**EXERCISE DESCRIPTION:** Count the lines below that contain the word "name", and report only that number.
##### RECORDS TO USE #####
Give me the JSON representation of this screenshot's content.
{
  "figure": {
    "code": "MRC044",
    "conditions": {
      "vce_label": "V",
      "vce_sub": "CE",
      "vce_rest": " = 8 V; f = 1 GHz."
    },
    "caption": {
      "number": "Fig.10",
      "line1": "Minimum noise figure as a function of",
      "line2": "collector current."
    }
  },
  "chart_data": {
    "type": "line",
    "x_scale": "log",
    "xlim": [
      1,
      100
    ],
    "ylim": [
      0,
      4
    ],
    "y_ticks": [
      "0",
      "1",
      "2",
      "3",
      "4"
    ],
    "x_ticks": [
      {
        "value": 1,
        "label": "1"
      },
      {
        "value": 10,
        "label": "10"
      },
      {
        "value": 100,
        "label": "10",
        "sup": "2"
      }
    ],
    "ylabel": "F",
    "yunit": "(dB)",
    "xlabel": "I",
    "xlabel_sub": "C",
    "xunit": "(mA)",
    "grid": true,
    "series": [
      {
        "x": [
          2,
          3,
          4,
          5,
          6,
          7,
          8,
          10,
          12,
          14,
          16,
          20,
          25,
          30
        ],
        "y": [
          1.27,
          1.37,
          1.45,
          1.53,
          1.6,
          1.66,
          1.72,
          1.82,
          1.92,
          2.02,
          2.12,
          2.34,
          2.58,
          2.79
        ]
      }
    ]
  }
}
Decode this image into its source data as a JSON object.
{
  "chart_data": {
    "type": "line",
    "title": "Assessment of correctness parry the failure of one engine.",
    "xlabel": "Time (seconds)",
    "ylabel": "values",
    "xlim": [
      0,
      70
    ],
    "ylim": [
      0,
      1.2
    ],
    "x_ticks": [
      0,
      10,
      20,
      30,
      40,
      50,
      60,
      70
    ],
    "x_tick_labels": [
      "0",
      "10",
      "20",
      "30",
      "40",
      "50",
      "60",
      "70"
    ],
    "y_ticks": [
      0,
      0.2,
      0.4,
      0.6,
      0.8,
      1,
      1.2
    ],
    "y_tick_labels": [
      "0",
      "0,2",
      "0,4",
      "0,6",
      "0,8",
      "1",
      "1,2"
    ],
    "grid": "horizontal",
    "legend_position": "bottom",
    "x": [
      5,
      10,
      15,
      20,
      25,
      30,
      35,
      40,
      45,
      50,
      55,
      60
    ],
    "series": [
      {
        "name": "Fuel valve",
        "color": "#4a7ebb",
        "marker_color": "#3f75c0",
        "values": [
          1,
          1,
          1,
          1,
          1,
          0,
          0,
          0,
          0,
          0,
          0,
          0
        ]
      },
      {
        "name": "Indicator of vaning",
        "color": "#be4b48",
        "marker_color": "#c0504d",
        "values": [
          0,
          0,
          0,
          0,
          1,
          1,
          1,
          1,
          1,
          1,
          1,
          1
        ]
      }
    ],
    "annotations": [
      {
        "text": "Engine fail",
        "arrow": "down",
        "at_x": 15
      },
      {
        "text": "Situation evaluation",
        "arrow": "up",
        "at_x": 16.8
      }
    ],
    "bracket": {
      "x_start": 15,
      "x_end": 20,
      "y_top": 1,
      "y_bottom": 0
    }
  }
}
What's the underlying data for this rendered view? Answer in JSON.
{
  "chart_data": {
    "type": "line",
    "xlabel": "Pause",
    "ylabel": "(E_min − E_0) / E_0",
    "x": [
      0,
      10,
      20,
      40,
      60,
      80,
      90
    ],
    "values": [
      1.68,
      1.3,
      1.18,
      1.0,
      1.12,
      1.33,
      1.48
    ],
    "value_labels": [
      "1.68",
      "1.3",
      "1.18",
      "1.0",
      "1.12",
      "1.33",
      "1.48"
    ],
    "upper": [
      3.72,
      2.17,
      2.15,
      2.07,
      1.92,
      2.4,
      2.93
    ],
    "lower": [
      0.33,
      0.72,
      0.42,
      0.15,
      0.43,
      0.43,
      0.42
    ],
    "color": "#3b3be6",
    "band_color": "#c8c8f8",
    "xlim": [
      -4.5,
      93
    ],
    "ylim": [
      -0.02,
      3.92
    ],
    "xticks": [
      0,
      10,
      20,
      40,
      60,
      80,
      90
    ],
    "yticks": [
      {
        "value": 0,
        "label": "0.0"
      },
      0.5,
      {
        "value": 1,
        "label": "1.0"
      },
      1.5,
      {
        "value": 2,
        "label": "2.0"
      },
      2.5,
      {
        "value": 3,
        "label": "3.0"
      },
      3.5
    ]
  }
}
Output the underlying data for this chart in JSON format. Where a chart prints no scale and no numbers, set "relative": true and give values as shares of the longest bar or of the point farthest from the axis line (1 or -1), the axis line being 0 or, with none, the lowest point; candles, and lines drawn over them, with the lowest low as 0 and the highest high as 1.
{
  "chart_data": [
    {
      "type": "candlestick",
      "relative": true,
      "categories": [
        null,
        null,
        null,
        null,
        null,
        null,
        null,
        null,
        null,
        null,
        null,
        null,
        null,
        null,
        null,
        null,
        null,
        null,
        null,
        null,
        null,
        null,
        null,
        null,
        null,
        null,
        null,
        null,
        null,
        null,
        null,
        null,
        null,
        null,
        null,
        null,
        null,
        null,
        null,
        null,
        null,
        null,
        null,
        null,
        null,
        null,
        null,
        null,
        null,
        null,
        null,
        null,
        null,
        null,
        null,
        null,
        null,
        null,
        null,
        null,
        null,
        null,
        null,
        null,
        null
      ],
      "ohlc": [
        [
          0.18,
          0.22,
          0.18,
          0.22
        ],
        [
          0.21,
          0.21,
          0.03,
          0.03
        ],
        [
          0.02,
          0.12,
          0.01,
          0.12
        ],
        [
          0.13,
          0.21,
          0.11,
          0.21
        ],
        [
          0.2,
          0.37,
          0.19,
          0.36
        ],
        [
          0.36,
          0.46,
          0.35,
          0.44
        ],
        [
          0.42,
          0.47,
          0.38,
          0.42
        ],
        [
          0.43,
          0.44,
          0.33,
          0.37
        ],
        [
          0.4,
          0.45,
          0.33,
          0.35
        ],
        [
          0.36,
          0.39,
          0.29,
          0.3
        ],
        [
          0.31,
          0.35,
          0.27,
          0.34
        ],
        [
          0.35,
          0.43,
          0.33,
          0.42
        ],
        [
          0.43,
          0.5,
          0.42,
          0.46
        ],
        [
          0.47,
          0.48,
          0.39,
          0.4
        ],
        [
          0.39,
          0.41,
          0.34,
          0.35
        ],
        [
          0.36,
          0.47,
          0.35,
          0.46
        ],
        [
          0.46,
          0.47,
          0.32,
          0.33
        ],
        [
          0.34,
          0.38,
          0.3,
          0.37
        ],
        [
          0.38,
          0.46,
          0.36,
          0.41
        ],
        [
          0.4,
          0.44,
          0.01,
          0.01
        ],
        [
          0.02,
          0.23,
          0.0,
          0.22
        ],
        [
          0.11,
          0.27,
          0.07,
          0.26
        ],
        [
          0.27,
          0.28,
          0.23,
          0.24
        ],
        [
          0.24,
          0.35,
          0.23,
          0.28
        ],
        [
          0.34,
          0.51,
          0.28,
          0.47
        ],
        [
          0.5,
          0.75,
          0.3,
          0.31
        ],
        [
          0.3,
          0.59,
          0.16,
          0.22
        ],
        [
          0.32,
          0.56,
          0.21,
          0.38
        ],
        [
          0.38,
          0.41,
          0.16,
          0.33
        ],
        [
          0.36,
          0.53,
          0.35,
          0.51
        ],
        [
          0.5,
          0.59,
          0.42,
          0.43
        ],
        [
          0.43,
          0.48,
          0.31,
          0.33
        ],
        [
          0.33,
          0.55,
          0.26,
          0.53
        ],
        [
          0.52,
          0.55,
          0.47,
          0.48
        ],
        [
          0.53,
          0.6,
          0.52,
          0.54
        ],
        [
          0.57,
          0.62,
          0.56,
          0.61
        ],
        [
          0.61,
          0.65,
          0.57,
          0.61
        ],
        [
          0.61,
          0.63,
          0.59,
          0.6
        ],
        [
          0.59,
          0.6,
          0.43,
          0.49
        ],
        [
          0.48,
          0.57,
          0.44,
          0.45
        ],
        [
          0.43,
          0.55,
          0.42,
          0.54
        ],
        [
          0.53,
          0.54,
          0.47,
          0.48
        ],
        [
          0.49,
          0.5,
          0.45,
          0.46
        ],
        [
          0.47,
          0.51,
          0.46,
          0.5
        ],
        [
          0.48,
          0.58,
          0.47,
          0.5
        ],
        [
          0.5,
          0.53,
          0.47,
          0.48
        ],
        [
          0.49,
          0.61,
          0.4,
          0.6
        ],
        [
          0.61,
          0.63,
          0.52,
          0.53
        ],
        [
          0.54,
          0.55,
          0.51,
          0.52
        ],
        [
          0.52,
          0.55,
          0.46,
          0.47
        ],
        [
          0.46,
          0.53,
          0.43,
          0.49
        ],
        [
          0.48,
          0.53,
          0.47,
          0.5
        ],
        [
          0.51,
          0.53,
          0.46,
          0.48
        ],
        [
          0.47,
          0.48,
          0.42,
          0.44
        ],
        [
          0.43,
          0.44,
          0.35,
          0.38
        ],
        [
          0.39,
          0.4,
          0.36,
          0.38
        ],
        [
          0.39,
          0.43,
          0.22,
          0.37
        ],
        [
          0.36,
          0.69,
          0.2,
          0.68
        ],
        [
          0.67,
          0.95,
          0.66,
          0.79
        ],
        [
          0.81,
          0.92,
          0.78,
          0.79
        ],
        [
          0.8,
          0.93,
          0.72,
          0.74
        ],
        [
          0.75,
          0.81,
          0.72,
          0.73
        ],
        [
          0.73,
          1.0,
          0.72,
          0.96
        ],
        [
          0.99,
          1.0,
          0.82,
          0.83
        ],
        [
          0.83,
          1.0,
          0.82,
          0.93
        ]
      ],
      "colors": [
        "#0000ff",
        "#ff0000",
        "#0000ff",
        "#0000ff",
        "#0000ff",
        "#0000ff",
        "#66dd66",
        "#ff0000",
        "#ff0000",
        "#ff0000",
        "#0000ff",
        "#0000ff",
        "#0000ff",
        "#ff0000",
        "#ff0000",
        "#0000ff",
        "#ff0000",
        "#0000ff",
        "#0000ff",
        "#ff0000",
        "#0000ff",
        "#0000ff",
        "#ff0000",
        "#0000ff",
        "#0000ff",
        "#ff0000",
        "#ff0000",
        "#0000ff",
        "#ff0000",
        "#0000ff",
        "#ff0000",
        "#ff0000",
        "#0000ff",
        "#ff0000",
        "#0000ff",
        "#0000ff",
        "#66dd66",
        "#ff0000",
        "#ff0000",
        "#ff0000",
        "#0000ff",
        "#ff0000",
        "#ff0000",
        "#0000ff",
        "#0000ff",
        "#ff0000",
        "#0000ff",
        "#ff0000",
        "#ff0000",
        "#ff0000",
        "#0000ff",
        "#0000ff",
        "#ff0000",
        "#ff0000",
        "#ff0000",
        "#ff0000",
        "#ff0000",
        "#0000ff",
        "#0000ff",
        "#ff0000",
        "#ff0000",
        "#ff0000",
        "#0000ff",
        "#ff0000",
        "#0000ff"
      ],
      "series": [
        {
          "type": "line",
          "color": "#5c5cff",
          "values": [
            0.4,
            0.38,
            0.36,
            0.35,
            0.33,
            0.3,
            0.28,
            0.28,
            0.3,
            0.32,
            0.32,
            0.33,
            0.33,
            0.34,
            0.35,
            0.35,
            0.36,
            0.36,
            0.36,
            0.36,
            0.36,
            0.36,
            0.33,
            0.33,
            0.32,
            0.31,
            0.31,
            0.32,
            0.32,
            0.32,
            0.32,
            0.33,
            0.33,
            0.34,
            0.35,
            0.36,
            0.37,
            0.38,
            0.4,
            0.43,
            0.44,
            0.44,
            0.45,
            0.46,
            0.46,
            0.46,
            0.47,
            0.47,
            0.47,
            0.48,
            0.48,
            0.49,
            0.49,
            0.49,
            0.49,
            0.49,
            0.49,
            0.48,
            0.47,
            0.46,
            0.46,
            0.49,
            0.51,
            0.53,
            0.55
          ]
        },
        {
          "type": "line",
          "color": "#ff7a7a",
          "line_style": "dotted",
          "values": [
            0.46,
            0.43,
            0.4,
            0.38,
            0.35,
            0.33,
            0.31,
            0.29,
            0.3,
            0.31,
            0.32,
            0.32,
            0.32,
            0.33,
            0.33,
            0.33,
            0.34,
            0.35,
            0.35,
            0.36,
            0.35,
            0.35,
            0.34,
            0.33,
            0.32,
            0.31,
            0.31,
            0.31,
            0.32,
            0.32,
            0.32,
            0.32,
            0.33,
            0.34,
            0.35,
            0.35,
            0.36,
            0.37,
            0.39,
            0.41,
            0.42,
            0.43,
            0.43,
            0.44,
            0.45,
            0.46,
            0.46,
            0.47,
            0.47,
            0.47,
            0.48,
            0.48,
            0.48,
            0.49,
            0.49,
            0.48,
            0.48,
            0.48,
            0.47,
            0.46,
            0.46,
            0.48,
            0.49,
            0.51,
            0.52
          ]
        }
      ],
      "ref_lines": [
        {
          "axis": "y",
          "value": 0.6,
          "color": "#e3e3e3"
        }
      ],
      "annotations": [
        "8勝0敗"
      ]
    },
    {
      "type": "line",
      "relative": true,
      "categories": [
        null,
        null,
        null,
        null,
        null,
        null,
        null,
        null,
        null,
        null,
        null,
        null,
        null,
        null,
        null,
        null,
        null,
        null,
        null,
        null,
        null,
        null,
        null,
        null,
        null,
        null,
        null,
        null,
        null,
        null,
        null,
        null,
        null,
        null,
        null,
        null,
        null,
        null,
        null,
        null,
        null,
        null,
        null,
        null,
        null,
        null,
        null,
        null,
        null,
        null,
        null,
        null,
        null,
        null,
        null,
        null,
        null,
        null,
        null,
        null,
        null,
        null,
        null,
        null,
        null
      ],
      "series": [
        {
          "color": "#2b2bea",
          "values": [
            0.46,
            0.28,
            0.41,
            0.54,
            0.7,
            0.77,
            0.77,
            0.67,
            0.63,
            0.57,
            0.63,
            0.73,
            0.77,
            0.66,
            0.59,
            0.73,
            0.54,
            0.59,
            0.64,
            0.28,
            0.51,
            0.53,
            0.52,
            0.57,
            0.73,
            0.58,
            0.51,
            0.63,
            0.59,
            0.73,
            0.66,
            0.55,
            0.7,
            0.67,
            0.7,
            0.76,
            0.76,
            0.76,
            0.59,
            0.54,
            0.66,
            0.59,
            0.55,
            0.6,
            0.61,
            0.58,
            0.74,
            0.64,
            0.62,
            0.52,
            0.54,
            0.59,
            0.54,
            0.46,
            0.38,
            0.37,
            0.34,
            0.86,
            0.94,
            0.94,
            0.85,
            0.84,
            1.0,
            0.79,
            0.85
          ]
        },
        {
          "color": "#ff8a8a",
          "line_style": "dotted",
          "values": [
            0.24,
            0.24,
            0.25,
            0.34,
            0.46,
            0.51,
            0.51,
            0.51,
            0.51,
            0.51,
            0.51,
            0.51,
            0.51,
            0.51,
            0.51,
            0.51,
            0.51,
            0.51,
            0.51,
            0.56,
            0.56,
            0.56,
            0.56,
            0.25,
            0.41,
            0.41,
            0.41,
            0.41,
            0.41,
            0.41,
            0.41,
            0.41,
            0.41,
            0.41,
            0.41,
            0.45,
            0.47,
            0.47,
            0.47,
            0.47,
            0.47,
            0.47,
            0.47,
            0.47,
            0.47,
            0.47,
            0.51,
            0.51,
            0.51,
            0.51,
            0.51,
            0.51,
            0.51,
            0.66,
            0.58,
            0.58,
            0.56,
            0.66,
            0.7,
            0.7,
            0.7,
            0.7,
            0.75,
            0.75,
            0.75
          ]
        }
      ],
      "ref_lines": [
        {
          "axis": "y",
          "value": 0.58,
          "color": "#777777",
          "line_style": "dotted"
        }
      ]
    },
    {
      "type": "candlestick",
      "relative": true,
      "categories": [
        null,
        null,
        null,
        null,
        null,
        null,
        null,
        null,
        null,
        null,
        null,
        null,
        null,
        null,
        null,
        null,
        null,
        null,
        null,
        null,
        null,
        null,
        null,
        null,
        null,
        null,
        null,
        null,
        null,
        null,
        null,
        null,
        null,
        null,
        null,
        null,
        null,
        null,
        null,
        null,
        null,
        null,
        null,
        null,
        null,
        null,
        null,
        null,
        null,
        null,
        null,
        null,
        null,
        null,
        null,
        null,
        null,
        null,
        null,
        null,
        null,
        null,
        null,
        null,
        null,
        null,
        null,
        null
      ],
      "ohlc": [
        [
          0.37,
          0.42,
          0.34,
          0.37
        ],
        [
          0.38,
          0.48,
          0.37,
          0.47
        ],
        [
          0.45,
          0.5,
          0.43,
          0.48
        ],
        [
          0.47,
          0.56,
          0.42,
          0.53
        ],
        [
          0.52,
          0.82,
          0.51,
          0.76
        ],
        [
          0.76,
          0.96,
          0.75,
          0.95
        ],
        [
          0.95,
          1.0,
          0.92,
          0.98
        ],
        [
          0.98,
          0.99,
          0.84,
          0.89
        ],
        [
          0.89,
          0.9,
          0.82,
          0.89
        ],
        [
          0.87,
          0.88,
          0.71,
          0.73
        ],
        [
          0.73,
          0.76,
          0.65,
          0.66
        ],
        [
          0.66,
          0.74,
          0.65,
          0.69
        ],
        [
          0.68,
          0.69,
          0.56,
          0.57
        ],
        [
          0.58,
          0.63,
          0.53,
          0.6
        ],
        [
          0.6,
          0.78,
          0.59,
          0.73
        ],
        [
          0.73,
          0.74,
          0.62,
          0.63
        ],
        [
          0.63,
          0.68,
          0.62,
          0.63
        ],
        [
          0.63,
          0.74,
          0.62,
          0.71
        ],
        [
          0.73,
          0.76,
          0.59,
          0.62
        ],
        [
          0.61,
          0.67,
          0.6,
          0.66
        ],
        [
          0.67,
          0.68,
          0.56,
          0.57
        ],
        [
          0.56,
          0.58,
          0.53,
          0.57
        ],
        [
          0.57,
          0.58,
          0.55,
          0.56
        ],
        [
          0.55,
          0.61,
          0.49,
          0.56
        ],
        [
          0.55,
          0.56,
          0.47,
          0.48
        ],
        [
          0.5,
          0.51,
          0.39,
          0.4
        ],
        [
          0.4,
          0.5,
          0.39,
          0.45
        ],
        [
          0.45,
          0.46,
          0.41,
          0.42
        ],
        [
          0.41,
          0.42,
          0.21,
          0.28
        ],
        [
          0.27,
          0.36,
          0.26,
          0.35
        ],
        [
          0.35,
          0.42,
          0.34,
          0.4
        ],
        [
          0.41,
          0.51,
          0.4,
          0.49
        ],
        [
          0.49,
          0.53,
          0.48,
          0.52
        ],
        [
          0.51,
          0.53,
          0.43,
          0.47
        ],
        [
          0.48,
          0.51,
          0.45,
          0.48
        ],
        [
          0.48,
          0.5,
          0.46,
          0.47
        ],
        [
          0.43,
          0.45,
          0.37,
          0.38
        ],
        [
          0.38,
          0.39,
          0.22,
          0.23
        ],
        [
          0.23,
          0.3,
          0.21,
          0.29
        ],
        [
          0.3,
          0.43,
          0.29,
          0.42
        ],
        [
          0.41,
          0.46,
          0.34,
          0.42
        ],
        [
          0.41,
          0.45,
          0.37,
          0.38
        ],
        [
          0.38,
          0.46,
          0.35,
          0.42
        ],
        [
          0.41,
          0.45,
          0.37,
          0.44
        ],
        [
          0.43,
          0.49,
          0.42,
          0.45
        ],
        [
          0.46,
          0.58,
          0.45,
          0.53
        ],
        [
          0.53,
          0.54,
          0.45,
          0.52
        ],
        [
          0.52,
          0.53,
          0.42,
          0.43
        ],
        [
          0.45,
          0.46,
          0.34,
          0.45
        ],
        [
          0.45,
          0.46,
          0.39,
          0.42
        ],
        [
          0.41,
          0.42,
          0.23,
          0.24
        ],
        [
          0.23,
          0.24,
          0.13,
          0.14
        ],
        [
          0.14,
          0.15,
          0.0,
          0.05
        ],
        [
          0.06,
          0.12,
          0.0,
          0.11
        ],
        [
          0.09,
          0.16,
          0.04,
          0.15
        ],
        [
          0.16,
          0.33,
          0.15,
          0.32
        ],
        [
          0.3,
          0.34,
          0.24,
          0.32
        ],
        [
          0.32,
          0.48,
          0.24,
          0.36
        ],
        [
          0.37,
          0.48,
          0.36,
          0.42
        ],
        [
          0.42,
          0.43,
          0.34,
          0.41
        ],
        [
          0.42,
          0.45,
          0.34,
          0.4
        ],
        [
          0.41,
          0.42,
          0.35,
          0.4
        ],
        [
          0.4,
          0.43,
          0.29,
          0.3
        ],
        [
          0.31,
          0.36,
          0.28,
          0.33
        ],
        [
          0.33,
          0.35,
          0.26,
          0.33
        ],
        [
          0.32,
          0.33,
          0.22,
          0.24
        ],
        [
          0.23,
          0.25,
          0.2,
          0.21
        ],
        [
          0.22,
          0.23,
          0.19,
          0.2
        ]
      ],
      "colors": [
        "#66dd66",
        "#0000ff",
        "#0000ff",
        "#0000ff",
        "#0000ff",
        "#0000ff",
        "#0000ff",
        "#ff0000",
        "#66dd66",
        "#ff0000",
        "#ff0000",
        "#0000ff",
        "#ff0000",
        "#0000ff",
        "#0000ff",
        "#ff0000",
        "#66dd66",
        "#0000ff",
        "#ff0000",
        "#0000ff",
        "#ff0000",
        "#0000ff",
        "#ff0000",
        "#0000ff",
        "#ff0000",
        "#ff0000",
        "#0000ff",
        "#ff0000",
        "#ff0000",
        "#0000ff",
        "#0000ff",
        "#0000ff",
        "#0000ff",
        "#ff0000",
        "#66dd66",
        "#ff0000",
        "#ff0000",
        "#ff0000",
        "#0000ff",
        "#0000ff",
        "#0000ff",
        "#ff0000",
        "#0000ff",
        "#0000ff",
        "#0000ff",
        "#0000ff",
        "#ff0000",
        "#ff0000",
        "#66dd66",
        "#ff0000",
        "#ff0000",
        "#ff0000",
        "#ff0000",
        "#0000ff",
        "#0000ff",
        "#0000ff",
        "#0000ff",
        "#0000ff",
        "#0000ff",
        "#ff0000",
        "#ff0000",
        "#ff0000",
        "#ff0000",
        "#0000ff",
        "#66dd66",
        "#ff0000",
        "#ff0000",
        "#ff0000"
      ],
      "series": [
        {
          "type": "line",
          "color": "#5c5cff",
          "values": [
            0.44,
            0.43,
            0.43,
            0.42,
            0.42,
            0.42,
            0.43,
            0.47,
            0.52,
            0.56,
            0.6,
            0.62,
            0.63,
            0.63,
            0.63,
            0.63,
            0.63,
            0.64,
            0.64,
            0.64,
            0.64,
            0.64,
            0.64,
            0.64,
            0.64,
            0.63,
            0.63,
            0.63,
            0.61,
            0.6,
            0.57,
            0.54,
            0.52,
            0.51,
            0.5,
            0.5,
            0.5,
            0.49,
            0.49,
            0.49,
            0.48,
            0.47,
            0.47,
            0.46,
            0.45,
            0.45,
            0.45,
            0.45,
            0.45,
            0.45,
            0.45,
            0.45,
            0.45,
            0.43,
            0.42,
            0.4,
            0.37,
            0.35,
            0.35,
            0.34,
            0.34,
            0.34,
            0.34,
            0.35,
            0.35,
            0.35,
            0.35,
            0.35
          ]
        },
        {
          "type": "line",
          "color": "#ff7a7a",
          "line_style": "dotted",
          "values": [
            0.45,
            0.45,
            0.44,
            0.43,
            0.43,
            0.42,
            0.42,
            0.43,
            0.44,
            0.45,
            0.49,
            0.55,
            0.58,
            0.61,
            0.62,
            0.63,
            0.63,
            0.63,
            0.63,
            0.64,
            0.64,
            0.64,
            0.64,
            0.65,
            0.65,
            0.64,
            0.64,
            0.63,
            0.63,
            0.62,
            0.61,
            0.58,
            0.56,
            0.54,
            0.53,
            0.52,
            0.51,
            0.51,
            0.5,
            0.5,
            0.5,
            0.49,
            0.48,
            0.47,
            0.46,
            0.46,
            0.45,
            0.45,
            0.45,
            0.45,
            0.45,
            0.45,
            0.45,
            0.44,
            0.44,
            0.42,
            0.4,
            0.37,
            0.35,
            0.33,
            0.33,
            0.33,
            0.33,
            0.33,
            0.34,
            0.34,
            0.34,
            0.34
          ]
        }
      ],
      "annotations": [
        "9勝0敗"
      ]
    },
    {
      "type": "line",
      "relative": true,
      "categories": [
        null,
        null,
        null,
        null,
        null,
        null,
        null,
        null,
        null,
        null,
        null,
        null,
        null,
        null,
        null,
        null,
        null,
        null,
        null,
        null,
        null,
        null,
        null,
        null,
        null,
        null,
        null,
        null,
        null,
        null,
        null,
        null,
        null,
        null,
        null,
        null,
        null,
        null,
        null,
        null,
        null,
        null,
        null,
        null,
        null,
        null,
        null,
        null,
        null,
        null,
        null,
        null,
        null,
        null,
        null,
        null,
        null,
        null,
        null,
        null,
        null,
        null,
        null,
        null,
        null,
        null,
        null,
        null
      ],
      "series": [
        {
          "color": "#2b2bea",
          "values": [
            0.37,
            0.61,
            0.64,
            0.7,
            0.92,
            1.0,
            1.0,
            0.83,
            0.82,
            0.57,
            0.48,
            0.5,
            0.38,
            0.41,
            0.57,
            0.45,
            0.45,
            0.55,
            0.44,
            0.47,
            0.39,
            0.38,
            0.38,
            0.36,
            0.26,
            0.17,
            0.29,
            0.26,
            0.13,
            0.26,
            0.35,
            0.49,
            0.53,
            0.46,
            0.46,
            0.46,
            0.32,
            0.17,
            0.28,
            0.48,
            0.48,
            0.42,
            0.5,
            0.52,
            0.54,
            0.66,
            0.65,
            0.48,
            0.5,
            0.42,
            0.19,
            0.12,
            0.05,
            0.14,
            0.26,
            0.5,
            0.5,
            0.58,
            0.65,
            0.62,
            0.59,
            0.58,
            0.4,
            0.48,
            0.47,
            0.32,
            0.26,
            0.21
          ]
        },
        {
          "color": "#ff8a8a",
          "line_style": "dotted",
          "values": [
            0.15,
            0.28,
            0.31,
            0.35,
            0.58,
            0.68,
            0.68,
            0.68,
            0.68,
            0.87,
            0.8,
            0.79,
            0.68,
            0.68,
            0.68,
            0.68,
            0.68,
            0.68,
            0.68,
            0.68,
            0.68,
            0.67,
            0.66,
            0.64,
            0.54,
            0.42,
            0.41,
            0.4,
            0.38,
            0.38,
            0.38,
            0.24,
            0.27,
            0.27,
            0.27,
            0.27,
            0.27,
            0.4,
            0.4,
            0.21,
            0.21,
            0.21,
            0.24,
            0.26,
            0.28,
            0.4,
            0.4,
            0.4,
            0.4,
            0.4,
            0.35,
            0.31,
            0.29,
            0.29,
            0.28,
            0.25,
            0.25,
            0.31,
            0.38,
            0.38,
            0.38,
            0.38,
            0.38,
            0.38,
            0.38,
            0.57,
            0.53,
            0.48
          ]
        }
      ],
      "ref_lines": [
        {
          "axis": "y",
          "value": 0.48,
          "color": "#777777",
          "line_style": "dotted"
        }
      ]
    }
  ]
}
#####
**COMPLETED TASK:** 2